| WORK INSTRUCTIONS |
Return all the entries exactly, keeping pictures out.

| RECORDS SHOWN |
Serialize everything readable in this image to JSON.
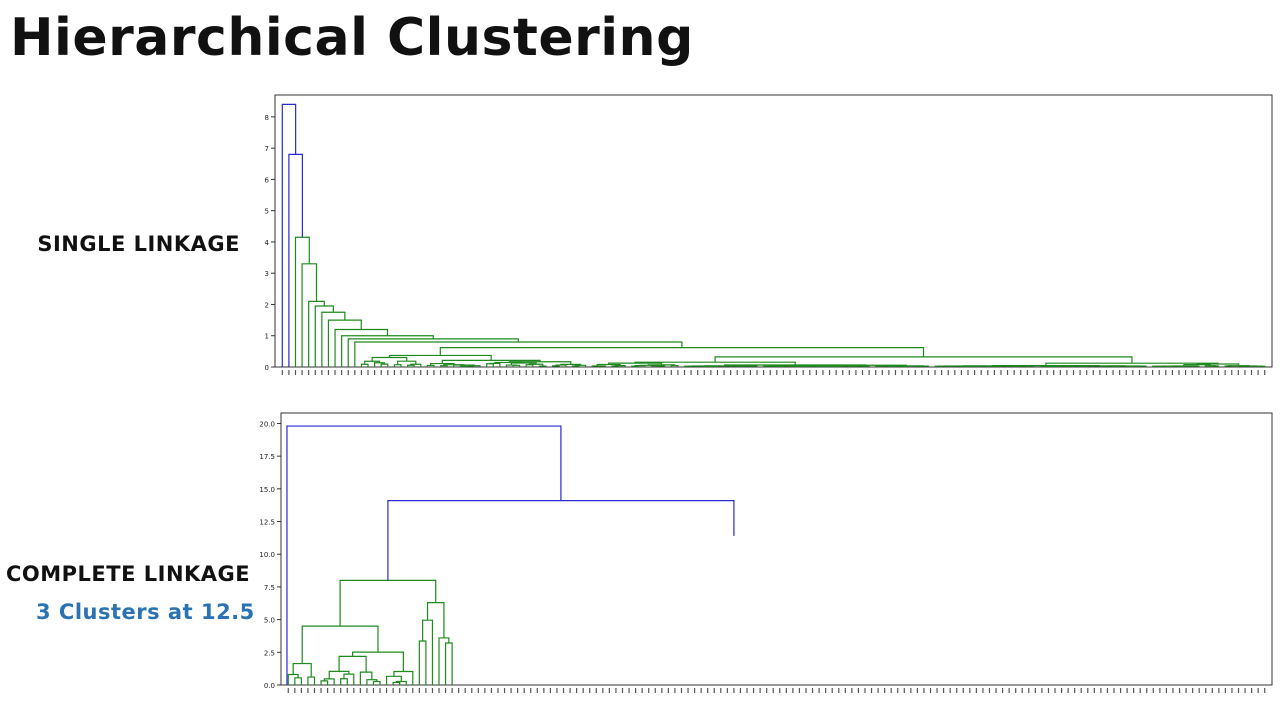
{
  "slide": {
    "title": "Hierarchical Clustering",
    "single_label": "SINGLE LINKAGE",
    "complete_label": "COMPLETE LINKAGE",
    "clusters_label": "3 Clusters at 12.5"
  },
  "colors": {
    "top_link": "#2a2ad4",
    "single_cluster": "#1e8a1e",
    "complete_cluster_a": "#1e8a1e",
    "complete_cluster_b": "#e8232a",
    "clusters_text": "#2a72b0"
  },
  "chart_data": [
    {
      "type": "dendrogram",
      "linkage": "single",
      "leaf_count": 150,
      "ylim": [
        0,
        8.7
      ],
      "yticks": [
        0,
        1,
        2,
        3,
        4,
        5,
        6,
        7,
        8
      ],
      "ytick_labels": [
        "0",
        "1",
        "2",
        "3",
        "4",
        "5",
        "6",
        "7",
        "8"
      ],
      "merges": [
        {
          "height": 8.4,
          "color": "blue"
        },
        {
          "height": 6.8,
          "color": "blue"
        },
        {
          "height": 4.15,
          "color": "green"
        },
        {
          "height": 3.3,
          "color": "green"
        },
        {
          "height": 2.1,
          "color": "green"
        },
        {
          "height": 1.95,
          "color": "green"
        },
        {
          "height": 1.75,
          "color": "green"
        },
        {
          "height": 1.5,
          "color": "green"
        },
        {
          "height": 1.2,
          "color": "green"
        },
        {
          "height": 1.0,
          "color": "green"
        },
        {
          "height": 0.9,
          "color": "green"
        },
        {
          "height": 0.8,
          "color": "green"
        },
        {
          "height": 0.7,
          "color": "green"
        },
        {
          "height": 0.6,
          "color": "green"
        }
      ]
    },
    {
      "type": "dendrogram",
      "linkage": "complete",
      "leaf_count": 150,
      "ylim": [
        0,
        20.8
      ],
      "yticks": [
        0,
        2.5,
        5,
        7.5,
        10,
        12.5,
        15,
        17.5,
        20
      ],
      "ytick_labels": [
        "0.0",
        "2.5",
        "5.0",
        "7.5",
        "10.0",
        "12.5",
        "15.0",
        "17.5",
        "20.0"
      ],
      "merges": [
        {
          "height": 19.8,
          "color": "blue"
        },
        {
          "height": 14.1,
          "color": "blue"
        },
        {
          "height": 11.4,
          "color": "red"
        },
        {
          "height": 8.6,
          "color": "red"
        },
        {
          "height": 8.0,
          "color": "green"
        },
        {
          "height": 6.3,
          "color": "red"
        },
        {
          "height": 5.2,
          "color": "red"
        },
        {
          "height": 4.8,
          "color": "red"
        },
        {
          "height": 4.5,
          "color": "green"
        },
        {
          "height": 3.8,
          "color": "red"
        },
        {
          "height": 3.2,
          "color": "red"
        },
        {
          "height": 2.9,
          "color": "green"
        },
        {
          "height": 2.7,
          "color": "red"
        }
      ]
    }
  ]
}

| RESPONSE BELOW |
Serialize everything readable in this image to JSON.
{
  "slide": {
    "title": "Hierarchical Clustering",
    "single_label": "SINGLE LINKAGE",
    "complete_label": "COMPLETE LINKAGE",
    "clusters_label": "3 Clusters at 12.5"
  },
  "colors": {
    "top_link": "#2a2ad4",
    "single_cluster": "#1e8a1e",
    "complete_cluster_a": "#1e8a1e",
    "complete_cluster_b": "#e8232a",
    "clusters_text": "#2a72b0"
  },
  "chart_data": [
    {
      "type": "dendrogram",
      "linkage": "single",
      "leaf_count": 150,
      "ylim": [
        0,
        8.7
      ],
      "yticks": [
        0,
        1,
        2,
        3,
        4,
        5,
        6,
        7,
        8
      ],
      "ytick_labels": [
        "0",
        "1",
        "2",
        "3",
        "4",
        "5",
        "6",
        "7",
        "8"
      ],
      "merges": [
        {
          "height": 8.4,
          "color": "blue"
        },
        {
          "height": 6.8,
          "color": "blue"
        },
        {
          "height": 4.15,
          "color": "green"
        },
        {
          "height": 3.3,
          "color": "green"
        },
        {
          "height": 2.1,
          "color": "green"
        },
        {
          "height": 1.95,
          "color": "green"
        },
        {
          "height": 1.75,
          "color": "green"
        },
        {
          "height": 1.5,
          "color": "green"
        },
        {
          "height": 1.2,
          "color": "green"
        },
        {
          "height": 1.0,
          "color": "green"
        },
        {
          "height": 0.9,
          "color": "green"
        },
        {
          "height": 0.8,
          "color": "green"
        },
        {
          "height": 0.7,
          "color": "green"
        },
        {
          "height": 0.6,
          "color": "green"
        }
      ]
    },
    {
      "type": "dendrogram",
      "linkage": "complete",
      "leaf_count": 150,
      "ylim": [
        0,
        20.8
      ],
      "yticks": [
        0,
        2.5,
        5,
        7.5,
        10,
        12.5,
        15,
        17.5,
        20
      ],
      "ytick_labels": [
        "0.0",
        "2.5",
        "5.0",
        "7.5",
        "10.0",
        "12.5",
        "15.0",
        "17.5",
        "20.0"
      ],
      "merges": [
        {
          "height": 19.8,
          "color": "blue"
        },
        {
          "height": 14.1,
          "color": "blue"
        },
        {
          "height": 11.4,
          "color": "red"
        },
        {
          "height": 8.6,
          "color": "red"
        },
        {
          "height": 8.0,
          "color": "green"
        },
        {
          "height": 6.3,
          "color": "red"
        },
        {
          "height": 5.2,
          "color": "red"
        },
        {
          "height": 4.8,
          "color": "red"
        },
        {
          "height": 4.5,
          "color": "green"
        },
        {
          "height": 3.8,
          "color": "red"
        },
        {
          "height": 3.2,
          "color": "red"
        },
        {
          "height": 2.9,
          "color": "green"
        },
        {
          "height": 2.7,
          "color": "red"
        }
      ]
    }
  ]
}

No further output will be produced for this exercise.